List each line holding the string "title".

-- START OF Supplied information --

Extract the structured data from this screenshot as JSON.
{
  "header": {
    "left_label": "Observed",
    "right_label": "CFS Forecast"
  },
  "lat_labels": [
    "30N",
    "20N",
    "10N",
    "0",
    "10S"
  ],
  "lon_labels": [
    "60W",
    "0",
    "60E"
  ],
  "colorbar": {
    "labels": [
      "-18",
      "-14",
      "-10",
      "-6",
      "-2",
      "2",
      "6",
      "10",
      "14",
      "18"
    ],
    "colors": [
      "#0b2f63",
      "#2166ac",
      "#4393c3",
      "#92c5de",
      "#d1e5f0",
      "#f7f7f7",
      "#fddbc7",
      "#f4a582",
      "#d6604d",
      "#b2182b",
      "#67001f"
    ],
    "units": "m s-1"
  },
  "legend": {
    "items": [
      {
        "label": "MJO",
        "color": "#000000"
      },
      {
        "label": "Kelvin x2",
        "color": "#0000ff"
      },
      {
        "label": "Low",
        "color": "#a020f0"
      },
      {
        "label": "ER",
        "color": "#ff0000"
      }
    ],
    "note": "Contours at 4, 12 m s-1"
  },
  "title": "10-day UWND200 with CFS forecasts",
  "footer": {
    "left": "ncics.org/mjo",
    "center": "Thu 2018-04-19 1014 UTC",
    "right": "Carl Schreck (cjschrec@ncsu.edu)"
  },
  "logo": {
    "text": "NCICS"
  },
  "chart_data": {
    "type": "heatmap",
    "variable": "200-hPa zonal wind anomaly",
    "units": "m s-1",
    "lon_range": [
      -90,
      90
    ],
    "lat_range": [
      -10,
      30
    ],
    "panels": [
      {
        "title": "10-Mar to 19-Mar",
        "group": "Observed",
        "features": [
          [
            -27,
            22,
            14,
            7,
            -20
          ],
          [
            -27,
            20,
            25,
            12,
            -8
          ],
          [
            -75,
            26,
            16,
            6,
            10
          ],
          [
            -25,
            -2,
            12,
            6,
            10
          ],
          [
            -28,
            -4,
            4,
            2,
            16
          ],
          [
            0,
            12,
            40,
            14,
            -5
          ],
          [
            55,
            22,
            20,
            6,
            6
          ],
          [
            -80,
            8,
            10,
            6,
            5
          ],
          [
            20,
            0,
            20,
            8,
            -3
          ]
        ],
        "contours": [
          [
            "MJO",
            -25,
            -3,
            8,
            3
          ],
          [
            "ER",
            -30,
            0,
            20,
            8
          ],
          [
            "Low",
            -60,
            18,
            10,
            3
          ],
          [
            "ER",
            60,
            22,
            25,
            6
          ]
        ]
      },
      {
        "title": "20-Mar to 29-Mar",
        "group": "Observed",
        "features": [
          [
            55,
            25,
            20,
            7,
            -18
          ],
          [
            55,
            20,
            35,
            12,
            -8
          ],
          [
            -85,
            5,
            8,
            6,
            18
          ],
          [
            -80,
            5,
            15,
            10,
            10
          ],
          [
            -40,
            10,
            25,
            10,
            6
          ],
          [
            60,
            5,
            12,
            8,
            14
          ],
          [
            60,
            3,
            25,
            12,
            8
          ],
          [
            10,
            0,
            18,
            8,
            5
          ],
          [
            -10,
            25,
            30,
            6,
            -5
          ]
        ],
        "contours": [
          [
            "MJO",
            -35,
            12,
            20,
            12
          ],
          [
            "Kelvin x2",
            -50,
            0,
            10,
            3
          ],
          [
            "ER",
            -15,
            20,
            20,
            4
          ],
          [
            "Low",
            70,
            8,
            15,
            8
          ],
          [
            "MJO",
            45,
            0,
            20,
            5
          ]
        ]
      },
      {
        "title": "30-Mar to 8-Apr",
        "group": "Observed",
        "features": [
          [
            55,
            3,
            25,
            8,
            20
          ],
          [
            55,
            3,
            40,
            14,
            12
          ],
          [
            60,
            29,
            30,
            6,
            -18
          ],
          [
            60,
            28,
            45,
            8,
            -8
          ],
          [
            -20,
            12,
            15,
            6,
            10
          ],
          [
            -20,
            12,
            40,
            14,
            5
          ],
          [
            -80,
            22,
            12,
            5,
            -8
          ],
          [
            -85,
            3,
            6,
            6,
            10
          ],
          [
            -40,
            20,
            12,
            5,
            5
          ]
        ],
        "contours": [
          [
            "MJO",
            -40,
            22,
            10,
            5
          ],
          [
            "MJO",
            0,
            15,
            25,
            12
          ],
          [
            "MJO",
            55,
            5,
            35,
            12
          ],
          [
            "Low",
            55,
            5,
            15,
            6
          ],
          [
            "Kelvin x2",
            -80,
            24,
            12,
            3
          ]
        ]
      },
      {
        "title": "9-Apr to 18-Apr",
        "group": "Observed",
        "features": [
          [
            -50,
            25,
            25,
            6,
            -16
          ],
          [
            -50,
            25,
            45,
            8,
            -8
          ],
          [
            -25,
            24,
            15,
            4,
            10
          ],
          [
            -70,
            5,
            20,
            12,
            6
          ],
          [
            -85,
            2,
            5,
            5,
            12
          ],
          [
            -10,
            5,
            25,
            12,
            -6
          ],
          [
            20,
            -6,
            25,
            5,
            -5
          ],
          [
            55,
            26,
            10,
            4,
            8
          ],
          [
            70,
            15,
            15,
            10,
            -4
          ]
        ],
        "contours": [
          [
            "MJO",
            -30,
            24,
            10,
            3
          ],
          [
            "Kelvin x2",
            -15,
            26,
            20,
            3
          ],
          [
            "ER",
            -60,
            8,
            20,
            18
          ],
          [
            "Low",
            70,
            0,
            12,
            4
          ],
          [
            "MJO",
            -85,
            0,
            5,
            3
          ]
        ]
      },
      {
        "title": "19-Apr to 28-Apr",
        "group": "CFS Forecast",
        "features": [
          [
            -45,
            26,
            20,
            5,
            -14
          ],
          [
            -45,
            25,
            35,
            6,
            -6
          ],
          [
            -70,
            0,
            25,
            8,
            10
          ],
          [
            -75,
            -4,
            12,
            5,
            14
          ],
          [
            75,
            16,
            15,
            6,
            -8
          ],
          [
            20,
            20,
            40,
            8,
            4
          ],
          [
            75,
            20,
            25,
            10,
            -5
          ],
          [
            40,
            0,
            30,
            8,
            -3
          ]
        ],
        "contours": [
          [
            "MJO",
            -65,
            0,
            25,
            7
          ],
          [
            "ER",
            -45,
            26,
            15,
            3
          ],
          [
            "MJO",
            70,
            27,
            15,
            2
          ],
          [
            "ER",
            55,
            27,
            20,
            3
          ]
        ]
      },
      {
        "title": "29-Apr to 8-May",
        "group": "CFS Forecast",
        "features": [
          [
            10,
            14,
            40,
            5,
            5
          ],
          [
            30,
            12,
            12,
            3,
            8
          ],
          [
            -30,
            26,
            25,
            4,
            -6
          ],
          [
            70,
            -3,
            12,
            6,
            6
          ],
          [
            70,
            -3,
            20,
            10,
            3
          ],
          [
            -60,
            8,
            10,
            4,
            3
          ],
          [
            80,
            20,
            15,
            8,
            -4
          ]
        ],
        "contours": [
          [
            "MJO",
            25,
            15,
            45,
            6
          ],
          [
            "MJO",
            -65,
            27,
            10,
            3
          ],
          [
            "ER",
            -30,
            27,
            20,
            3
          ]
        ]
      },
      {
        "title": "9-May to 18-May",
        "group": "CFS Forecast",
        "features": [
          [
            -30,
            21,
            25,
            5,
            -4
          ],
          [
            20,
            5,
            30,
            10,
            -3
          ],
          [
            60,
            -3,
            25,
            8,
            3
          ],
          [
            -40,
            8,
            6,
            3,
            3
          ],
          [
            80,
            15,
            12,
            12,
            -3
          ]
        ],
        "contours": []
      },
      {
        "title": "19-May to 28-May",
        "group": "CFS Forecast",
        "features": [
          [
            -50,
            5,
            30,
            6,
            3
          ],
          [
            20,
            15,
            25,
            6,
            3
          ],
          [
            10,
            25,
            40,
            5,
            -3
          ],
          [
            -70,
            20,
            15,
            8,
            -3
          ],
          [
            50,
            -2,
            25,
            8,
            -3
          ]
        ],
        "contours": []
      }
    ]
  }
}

-- END OF Supplied information --

◆ **Exercise response**:
  "title": "10-day UWND200 with CFS forecasts",
        "title": "10-Mar to 19-Mar",
        "title": "20-Mar to 29-Mar",
        "title": "30-Mar to 8-Apr",
        "title": "9-Apr to 18-Apr",
        "title": "19-Apr to 28-Apr",
        "title": "29-Apr to 8-May",
        "title": "9-May to 18-May",
        "title": "19-May to 28-May",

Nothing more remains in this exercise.